*** Begin section ***
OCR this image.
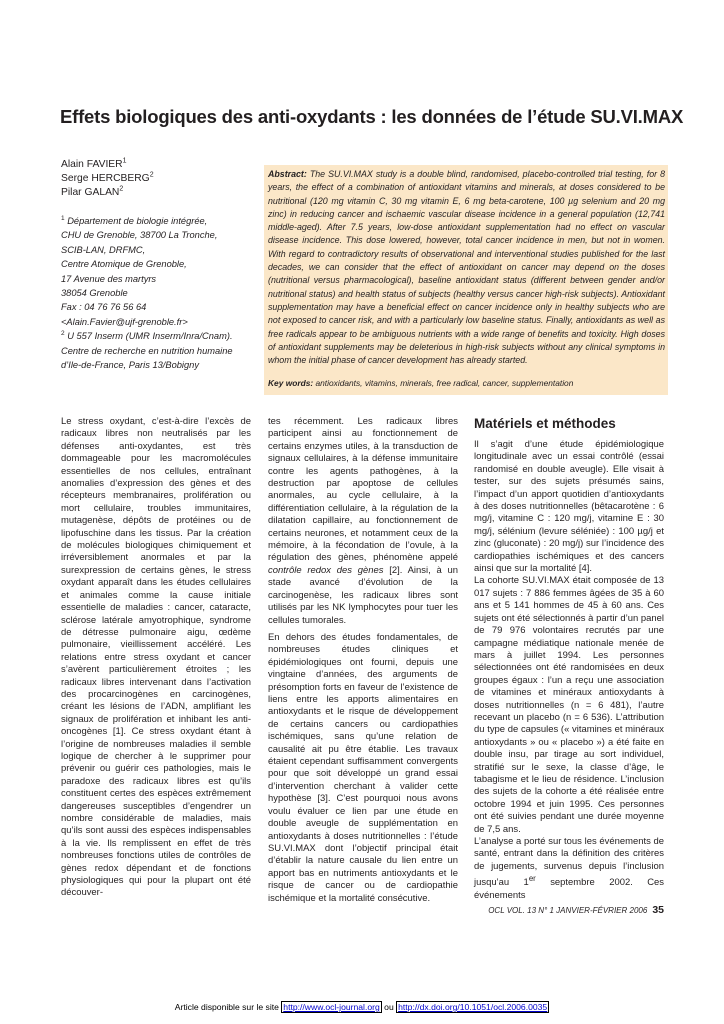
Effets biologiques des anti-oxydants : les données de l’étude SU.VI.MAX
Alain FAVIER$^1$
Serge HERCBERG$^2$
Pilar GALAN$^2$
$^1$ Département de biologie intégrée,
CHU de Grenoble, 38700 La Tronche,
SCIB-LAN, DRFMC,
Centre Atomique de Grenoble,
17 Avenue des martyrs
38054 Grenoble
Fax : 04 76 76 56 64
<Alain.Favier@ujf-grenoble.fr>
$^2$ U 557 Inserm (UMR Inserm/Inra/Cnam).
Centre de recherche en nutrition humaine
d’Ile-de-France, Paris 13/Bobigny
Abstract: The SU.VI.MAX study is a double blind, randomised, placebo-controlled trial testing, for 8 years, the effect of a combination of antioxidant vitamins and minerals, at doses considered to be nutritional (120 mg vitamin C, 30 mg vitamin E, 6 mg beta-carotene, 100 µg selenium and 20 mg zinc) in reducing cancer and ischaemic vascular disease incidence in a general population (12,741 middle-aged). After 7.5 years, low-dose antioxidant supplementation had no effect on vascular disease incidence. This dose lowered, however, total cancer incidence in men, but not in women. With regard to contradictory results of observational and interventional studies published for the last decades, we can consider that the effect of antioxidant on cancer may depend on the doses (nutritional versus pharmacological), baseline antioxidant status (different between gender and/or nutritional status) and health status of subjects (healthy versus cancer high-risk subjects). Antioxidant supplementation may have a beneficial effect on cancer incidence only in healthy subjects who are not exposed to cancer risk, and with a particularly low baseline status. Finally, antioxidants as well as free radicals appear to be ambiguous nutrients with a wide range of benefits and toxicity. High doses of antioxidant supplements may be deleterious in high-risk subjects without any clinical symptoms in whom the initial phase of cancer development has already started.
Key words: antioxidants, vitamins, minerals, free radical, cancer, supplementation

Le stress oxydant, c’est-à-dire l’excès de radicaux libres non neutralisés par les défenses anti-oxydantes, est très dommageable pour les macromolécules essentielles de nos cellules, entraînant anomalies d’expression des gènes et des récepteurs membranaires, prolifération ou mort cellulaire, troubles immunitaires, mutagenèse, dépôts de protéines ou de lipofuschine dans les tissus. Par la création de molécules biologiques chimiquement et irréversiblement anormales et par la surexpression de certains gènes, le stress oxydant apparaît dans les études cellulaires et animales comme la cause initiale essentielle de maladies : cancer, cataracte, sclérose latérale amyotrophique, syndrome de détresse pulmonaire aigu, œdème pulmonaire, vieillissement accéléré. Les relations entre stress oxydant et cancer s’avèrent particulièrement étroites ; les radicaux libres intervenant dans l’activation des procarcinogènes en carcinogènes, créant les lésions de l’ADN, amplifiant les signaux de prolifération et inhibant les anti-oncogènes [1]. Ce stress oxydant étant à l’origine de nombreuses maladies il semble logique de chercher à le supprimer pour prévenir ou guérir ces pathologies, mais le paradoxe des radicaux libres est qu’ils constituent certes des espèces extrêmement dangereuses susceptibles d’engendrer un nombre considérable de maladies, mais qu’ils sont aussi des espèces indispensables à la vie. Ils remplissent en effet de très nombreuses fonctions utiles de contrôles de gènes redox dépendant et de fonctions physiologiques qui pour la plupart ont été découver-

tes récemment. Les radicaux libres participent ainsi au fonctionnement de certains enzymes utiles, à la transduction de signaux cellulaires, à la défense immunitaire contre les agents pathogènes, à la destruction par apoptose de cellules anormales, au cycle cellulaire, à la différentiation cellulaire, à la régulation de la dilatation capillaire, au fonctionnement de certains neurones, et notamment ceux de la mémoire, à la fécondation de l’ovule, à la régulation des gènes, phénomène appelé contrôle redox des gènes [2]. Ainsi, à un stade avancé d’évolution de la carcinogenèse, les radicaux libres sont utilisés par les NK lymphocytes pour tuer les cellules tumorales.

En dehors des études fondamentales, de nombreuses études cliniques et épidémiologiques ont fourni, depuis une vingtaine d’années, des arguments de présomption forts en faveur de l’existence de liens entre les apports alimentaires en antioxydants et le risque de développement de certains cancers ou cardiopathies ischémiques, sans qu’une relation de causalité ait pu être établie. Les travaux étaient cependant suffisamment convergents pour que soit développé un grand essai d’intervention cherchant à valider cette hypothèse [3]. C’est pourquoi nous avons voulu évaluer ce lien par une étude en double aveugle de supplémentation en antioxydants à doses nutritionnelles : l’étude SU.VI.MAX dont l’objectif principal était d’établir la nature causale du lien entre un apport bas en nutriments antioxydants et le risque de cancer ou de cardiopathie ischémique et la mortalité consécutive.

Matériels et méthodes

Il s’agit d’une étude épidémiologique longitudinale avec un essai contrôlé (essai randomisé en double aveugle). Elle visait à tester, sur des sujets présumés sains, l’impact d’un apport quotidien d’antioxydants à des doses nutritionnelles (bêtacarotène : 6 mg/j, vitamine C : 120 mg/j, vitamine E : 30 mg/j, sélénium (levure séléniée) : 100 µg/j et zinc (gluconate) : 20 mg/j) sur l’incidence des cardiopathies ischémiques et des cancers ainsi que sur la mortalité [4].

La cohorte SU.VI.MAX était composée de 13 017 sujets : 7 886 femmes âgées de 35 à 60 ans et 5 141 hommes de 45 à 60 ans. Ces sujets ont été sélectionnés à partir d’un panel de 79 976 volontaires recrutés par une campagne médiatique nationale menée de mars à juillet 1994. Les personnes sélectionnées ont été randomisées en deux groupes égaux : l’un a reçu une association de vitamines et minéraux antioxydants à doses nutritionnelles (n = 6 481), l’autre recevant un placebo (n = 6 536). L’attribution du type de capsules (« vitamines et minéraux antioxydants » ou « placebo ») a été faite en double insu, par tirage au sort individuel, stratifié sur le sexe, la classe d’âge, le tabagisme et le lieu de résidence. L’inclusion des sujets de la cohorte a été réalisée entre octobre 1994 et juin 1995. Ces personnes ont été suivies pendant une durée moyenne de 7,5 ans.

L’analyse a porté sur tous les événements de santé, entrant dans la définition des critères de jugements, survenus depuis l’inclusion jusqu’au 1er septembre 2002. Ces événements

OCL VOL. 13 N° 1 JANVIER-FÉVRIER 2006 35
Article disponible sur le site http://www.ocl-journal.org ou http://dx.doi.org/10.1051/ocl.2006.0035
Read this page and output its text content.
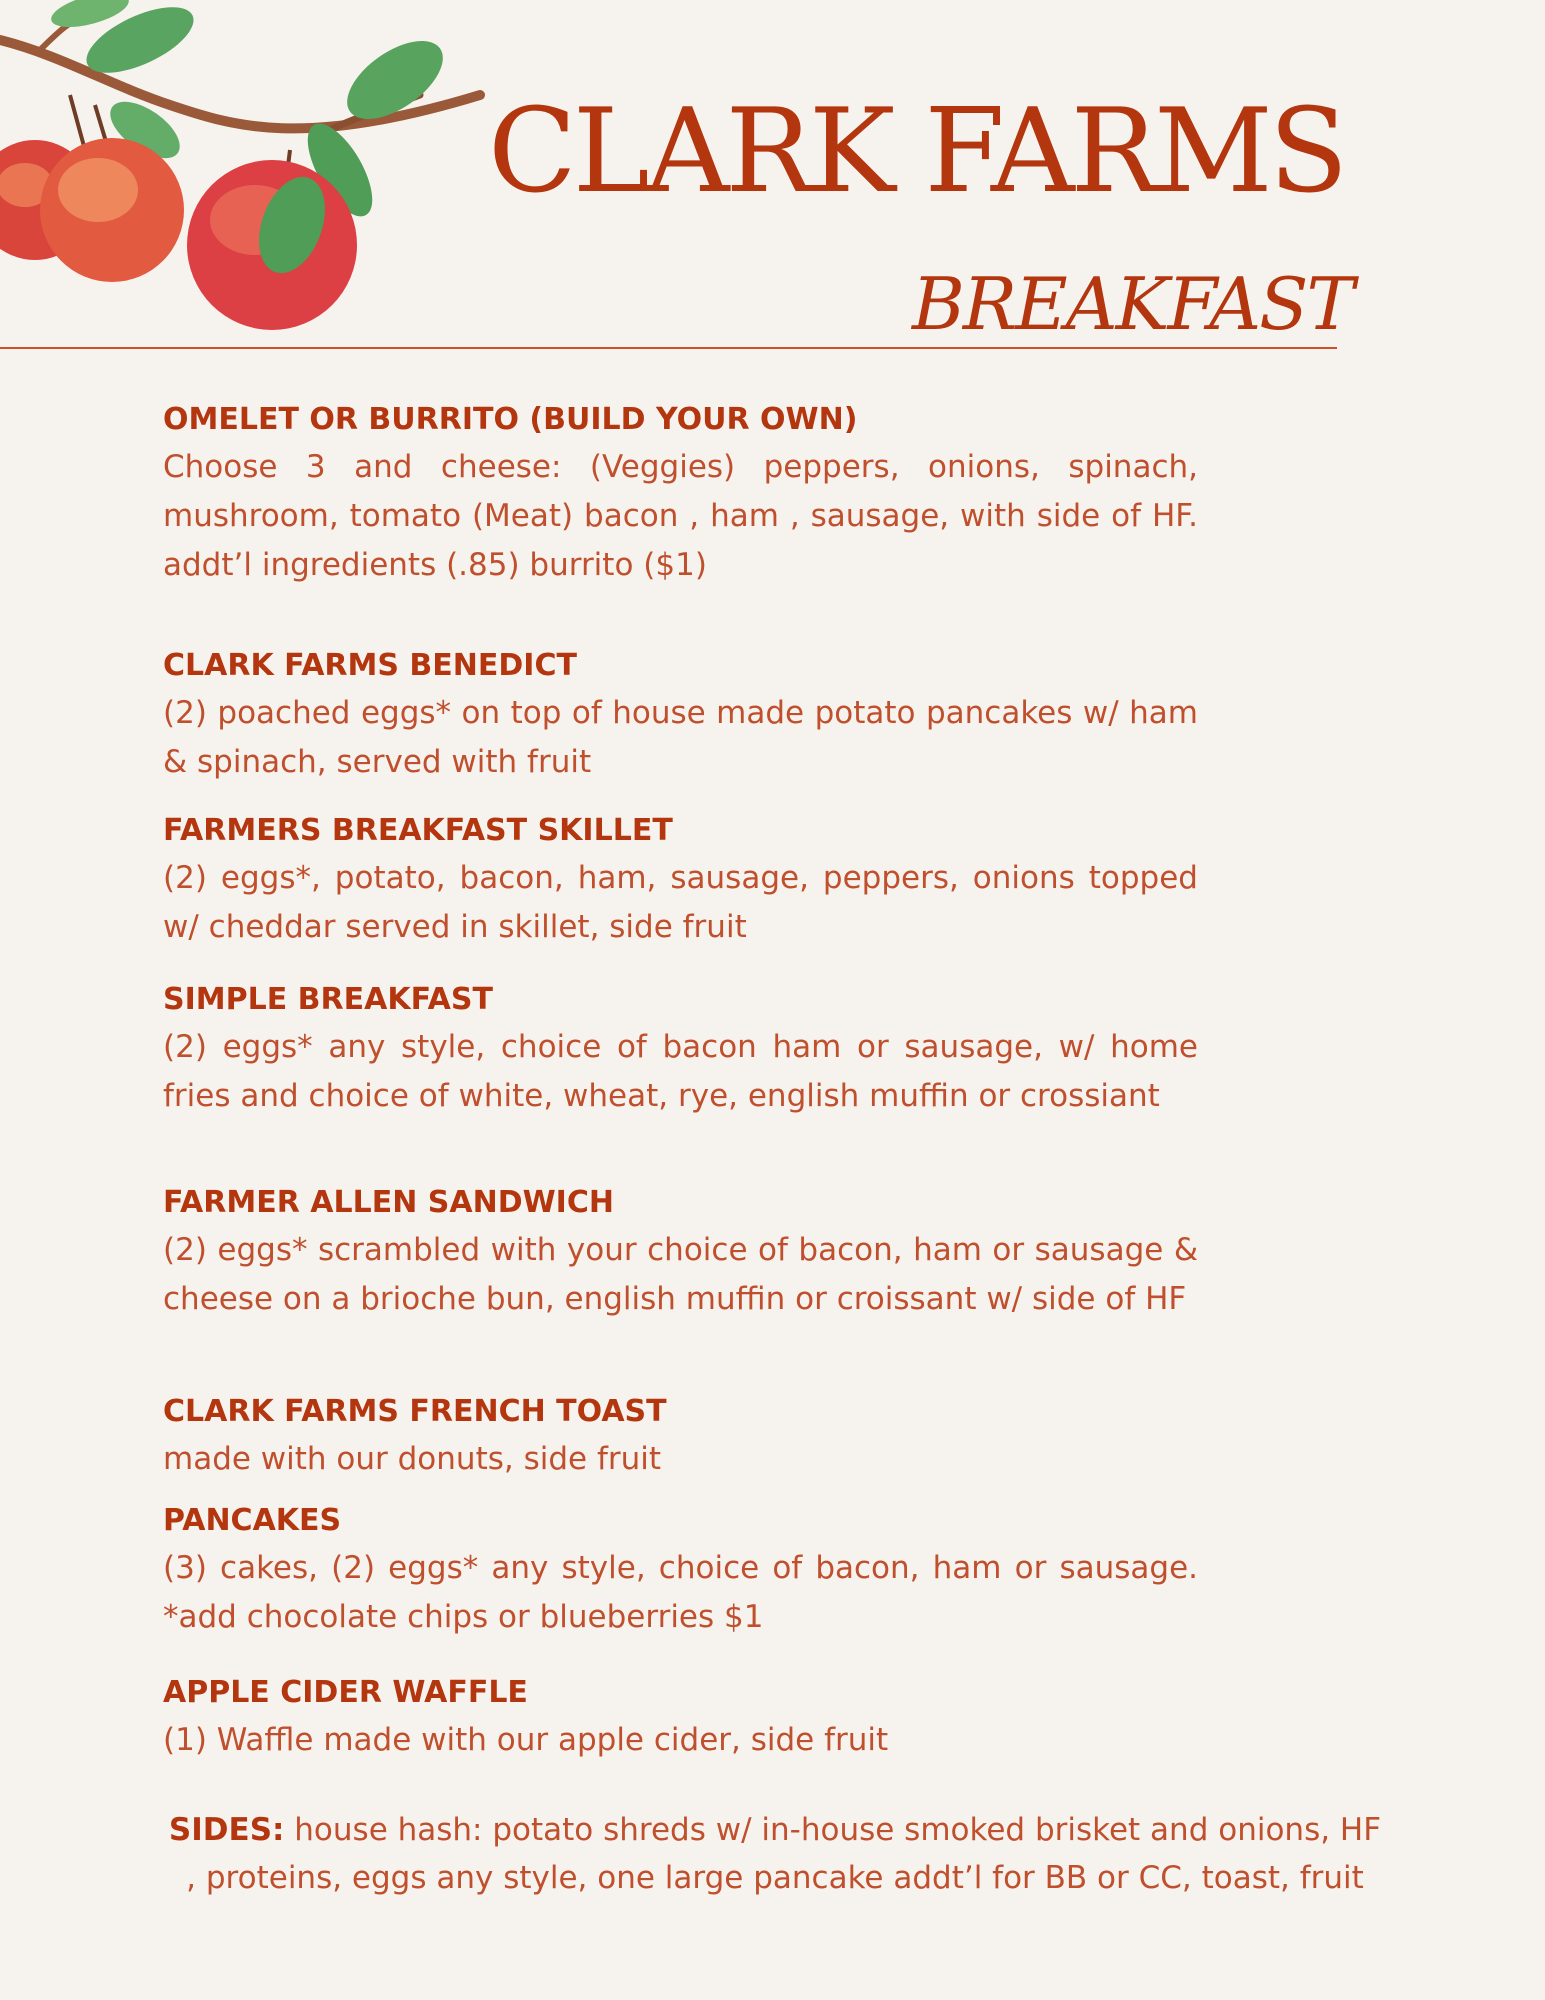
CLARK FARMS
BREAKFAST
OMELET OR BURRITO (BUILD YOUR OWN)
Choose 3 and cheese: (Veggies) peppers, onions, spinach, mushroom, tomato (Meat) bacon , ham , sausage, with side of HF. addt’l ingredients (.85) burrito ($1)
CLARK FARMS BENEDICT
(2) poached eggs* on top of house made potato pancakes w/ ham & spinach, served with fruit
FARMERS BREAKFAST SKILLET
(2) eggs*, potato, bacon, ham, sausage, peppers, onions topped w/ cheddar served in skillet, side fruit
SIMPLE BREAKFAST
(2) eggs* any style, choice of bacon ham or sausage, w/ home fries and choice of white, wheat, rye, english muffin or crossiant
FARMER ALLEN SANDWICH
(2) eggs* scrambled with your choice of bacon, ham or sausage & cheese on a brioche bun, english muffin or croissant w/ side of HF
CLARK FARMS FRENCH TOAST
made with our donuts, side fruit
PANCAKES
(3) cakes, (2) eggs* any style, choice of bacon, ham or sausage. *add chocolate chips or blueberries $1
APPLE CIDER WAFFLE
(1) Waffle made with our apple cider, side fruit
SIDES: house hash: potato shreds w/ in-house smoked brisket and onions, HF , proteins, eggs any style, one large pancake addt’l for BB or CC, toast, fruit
*** End section ***
» **THE PROBLEM**: Using the entries above, return each line that includes the word "style".

» **TASK RESPONSE**:
(2) eggs* any style, choice of bacon ham or sausage, w/ home fries and choice of white, wheat, rye, english muffin or crossiant
(3) cakes, (2) eggs* any style, choice of bacon, ham or sausage. *add chocolate chips or blueberries $1
SIDES: house hash: potato shreds w/ in-house smoked brisket and onions, HF , proteins, eggs any style, one large pancake addt’l for BB or CC, toast, fruit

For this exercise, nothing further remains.